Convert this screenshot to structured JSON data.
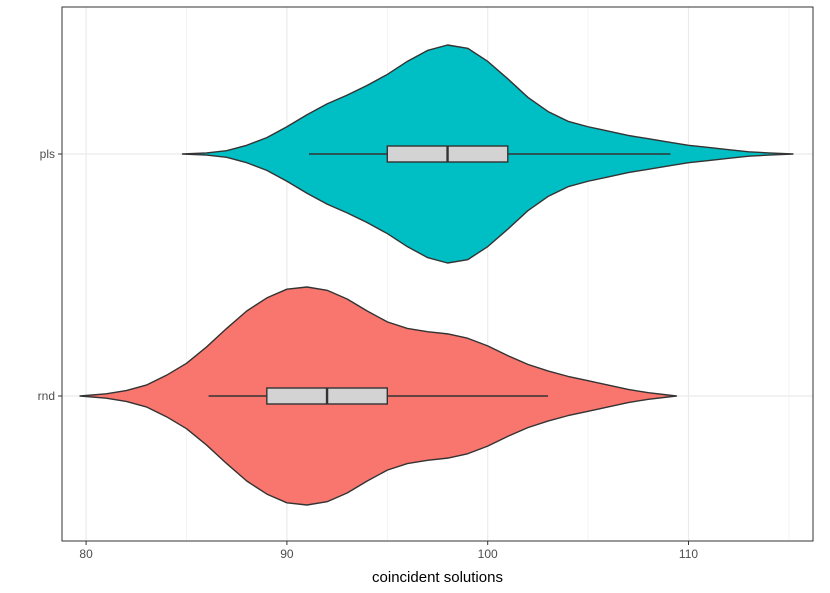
{
  "chart_data": {
    "type": "violin",
    "orientation": "horizontal",
    "title": "",
    "xlabel": "coincident solutions",
    "ylabel": "",
    "xlim": [
      78.8,
      116.2
    ],
    "x_ticks": [
      80,
      90,
      100,
      110
    ],
    "x_minor_ticks": [
      85,
      95,
      105,
      115
    ],
    "grid": true,
    "legend": "none",
    "categories": [
      "pls",
      "rnd"
    ],
    "series": [
      {
        "name": "pls",
        "color": "#00BFC4",
        "min": 84.8,
        "max": 115.2,
        "box": {
          "whisker_low": 91.1,
          "q1": 95.0,
          "median": 98.0,
          "q3": 101.0,
          "whisker_high": 109.1
        },
        "density": [
          [
            84.8,
            0.0
          ],
          [
            86.0,
            0.01
          ],
          [
            87.0,
            0.03
          ],
          [
            88.0,
            0.08
          ],
          [
            89.0,
            0.15
          ],
          [
            90.0,
            0.25
          ],
          [
            91.0,
            0.36
          ],
          [
            92.0,
            0.46
          ],
          [
            93.0,
            0.54
          ],
          [
            94.0,
            0.63
          ],
          [
            95.0,
            0.73
          ],
          [
            96.0,
            0.85
          ],
          [
            97.0,
            0.95
          ],
          [
            98.0,
            1.0
          ],
          [
            99.0,
            0.97
          ],
          [
            100.0,
            0.85
          ],
          [
            101.0,
            0.69
          ],
          [
            102.0,
            0.52
          ],
          [
            103.0,
            0.39
          ],
          [
            104.0,
            0.3
          ],
          [
            105.0,
            0.25
          ],
          [
            106.0,
            0.21
          ],
          [
            107.0,
            0.17
          ],
          [
            108.0,
            0.14
          ],
          [
            109.0,
            0.11
          ],
          [
            110.0,
            0.08
          ],
          [
            111.0,
            0.06
          ],
          [
            112.0,
            0.04
          ],
          [
            113.0,
            0.02
          ],
          [
            114.0,
            0.01
          ],
          [
            115.2,
            0.0
          ]
        ]
      },
      {
        "name": "rnd",
        "color": "#F8766D",
        "min": 79.7,
        "max": 109.4,
        "box": {
          "whisker_low": 86.1,
          "q1": 89.0,
          "median": 92.0,
          "q3": 95.0,
          "whisker_high": 103.0
        },
        "density": [
          [
            79.7,
            0.0
          ],
          [
            81.0,
            0.02
          ],
          [
            82.0,
            0.05
          ],
          [
            83.0,
            0.1
          ],
          [
            84.0,
            0.19
          ],
          [
            85.0,
            0.3
          ],
          [
            86.0,
            0.45
          ],
          [
            87.0,
            0.62
          ],
          [
            88.0,
            0.78
          ],
          [
            89.0,
            0.9
          ],
          [
            90.0,
            0.98
          ],
          [
            91.0,
            1.0
          ],
          [
            92.0,
            0.97
          ],
          [
            93.0,
            0.89
          ],
          [
            94.0,
            0.78
          ],
          [
            95.0,
            0.68
          ],
          [
            96.0,
            0.62
          ],
          [
            97.0,
            0.59
          ],
          [
            98.0,
            0.57
          ],
          [
            99.0,
            0.53
          ],
          [
            100.0,
            0.46
          ],
          [
            101.0,
            0.37
          ],
          [
            102.0,
            0.29
          ],
          [
            103.0,
            0.23
          ],
          [
            104.0,
            0.18
          ],
          [
            105.0,
            0.14
          ],
          [
            106.0,
            0.1
          ],
          [
            107.0,
            0.06
          ],
          [
            108.0,
            0.03
          ],
          [
            109.4,
            0.0
          ]
        ]
      }
    ],
    "box_fill": "#D3D3D3",
    "outline_color": "#333333"
  }
}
+---+
> [EXERCISE] Every entry above is to be set down exactly; the pictures are to be left out.

> [WRITTEN ANSWER]
Convert this screenshot to structured JSON data.
{
  "chart_data": {
    "type": "violin",
    "orientation": "horizontal",
    "title": "",
    "xlabel": "coincident solutions",
    "ylabel": "",
    "xlim": [
      78.8,
      116.2
    ],
    "x_ticks": [
      80,
      90,
      100,
      110
    ],
    "x_minor_ticks": [
      85,
      95,
      105,
      115
    ],
    "grid": true,
    "legend": "none",
    "categories": [
      "pls",
      "rnd"
    ],
    "series": [
      {
        "name": "pls",
        "color": "#00BFC4",
        "min": 84.8,
        "max": 115.2,
        "box": {
          "whisker_low": 91.1,
          "q1": 95.0,
          "median": 98.0,
          "q3": 101.0,
          "whisker_high": 109.1
        },
        "density": [
          [
            84.8,
            0.0
          ],
          [
            86.0,
            0.01
          ],
          [
            87.0,
            0.03
          ],
          [
            88.0,
            0.08
          ],
          [
            89.0,
            0.15
          ],
          [
            90.0,
            0.25
          ],
          [
            91.0,
            0.36
          ],
          [
            92.0,
            0.46
          ],
          [
            93.0,
            0.54
          ],
          [
            94.0,
            0.63
          ],
          [
            95.0,
            0.73
          ],
          [
            96.0,
            0.85
          ],
          [
            97.0,
            0.95
          ],
          [
            98.0,
            1.0
          ],
          [
            99.0,
            0.97
          ],
          [
            100.0,
            0.85
          ],
          [
            101.0,
            0.69
          ],
          [
            102.0,
            0.52
          ],
          [
            103.0,
            0.39
          ],
          [
            104.0,
            0.3
          ],
          [
            105.0,
            0.25
          ],
          [
            106.0,
            0.21
          ],
          [
            107.0,
            0.17
          ],
          [
            108.0,
            0.14
          ],
          [
            109.0,
            0.11
          ],
          [
            110.0,
            0.08
          ],
          [
            111.0,
            0.06
          ],
          [
            112.0,
            0.04
          ],
          [
            113.0,
            0.02
          ],
          [
            114.0,
            0.01
          ],
          [
            115.2,
            0.0
          ]
        ]
      },
      {
        "name": "rnd",
        "color": "#F8766D",
        "min": 79.7,
        "max": 109.4,
        "box": {
          "whisker_low": 86.1,
          "q1": 89.0,
          "median": 92.0,
          "q3": 95.0,
          "whisker_high": 103.0
        },
        "density": [
          [
            79.7,
            0.0
          ],
          [
            81.0,
            0.02
          ],
          [
            82.0,
            0.05
          ],
          [
            83.0,
            0.1
          ],
          [
            84.0,
            0.19
          ],
          [
            85.0,
            0.3
          ],
          [
            86.0,
            0.45
          ],
          [
            87.0,
            0.62
          ],
          [
            88.0,
            0.78
          ],
          [
            89.0,
            0.9
          ],
          [
            90.0,
            0.98
          ],
          [
            91.0,
            1.0
          ],
          [
            92.0,
            0.97
          ],
          [
            93.0,
            0.89
          ],
          [
            94.0,
            0.78
          ],
          [
            95.0,
            0.68
          ],
          [
            96.0,
            0.62
          ],
          [
            97.0,
            0.59
          ],
          [
            98.0,
            0.57
          ],
          [
            99.0,
            0.53
          ],
          [
            100.0,
            0.46
          ],
          [
            101.0,
            0.37
          ],
          [
            102.0,
            0.29
          ],
          [
            103.0,
            0.23
          ],
          [
            104.0,
            0.18
          ],
          [
            105.0,
            0.14
          ],
          [
            106.0,
            0.1
          ],
          [
            107.0,
            0.06
          ],
          [
            108.0,
            0.03
          ],
          [
            109.4,
            0.0
          ]
        ]
      }
    ],
    "box_fill": "#D3D3D3",
    "outline_color": "#333333"
  }
}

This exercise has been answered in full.